Below are records; print only the lines from the line containing "Transcribe the text in this document." to the end, both included, reproduced exactly and without the pictures.

§ INFORMATION SUPPLIED
....

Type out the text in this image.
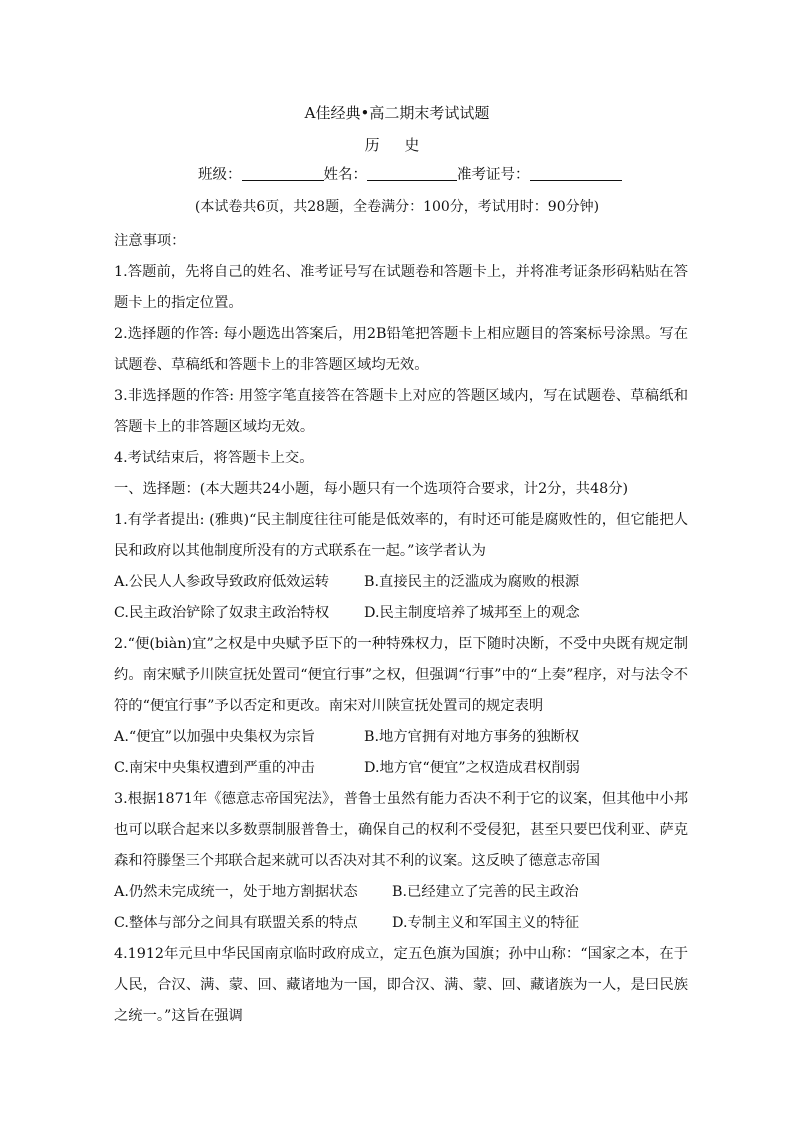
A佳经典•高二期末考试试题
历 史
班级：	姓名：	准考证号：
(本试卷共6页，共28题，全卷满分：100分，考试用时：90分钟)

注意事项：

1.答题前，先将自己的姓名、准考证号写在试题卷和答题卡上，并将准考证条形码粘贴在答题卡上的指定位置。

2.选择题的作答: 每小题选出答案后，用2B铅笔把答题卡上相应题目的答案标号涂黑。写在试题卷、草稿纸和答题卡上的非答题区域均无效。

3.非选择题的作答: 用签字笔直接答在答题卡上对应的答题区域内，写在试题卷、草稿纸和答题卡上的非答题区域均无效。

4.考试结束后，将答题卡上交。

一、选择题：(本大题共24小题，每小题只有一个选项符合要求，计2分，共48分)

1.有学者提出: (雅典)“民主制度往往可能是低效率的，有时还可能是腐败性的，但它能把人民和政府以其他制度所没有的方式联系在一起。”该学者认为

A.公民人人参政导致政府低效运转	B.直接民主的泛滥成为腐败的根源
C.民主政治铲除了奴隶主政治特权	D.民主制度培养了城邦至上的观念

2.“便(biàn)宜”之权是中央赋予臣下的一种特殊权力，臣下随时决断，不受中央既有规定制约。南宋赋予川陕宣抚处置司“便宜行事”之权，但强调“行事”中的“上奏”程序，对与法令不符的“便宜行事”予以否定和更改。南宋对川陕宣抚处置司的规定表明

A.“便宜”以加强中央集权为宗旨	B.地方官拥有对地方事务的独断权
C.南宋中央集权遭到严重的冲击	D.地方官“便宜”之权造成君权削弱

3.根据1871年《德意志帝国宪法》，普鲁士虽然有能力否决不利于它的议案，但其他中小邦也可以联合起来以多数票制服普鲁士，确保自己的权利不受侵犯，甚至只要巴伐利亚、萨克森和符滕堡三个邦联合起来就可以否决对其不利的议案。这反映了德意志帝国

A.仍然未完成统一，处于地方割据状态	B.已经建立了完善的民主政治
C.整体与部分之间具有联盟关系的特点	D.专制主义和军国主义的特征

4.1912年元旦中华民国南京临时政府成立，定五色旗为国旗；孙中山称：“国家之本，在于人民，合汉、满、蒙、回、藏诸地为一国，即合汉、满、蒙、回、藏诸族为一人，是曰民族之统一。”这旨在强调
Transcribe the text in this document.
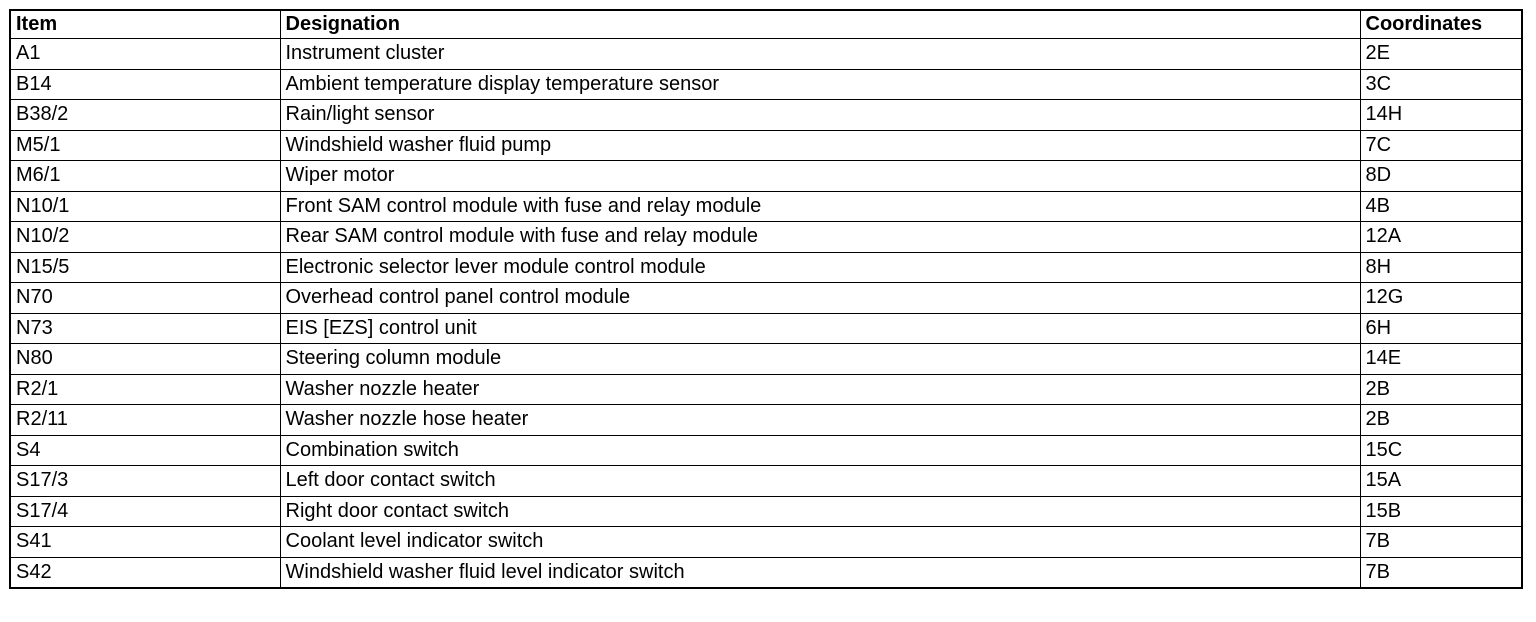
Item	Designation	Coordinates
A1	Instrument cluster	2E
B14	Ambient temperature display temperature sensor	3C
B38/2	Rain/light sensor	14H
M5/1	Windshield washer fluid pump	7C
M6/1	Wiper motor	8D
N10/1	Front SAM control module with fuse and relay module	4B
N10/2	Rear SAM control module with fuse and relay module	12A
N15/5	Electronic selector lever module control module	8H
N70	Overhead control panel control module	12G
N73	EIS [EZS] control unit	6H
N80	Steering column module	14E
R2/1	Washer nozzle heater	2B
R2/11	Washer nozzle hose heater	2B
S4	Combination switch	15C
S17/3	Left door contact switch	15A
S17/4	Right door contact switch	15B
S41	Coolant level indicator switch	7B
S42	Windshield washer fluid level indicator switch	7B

....

§ ANSWER FOR THE TASK
Transcribe the text in this document.
Item	Designation	Coordinates
A1	Instrument cluster	2E
B14	Ambient temperature display temperature sensor	3C
B38/2	Rain/light sensor	14H
M5/1	Windshield washer fluid pump	7C
M6/1	Wiper motor	8D
N10/1	Front SAM control module with fuse and relay module	4B
N10/2	Rear SAM control module with fuse and relay module	12A
N15/5	Electronic selector lever module control module	8H
N70	Overhead control panel control module	12G
N73	EIS [EZS] control unit	6H
N80	Steering column module	14E
R2/1	Washer nozzle heater	2B
R2/11	Washer nozzle hose heater	2B
S4	Combination switch	15C
S17/3	Left door contact switch	15A
S17/4	Right door contact switch	15B
S41	Coolant level indicator switch	7B
S42	Windshield washer fluid level indicator switch	7B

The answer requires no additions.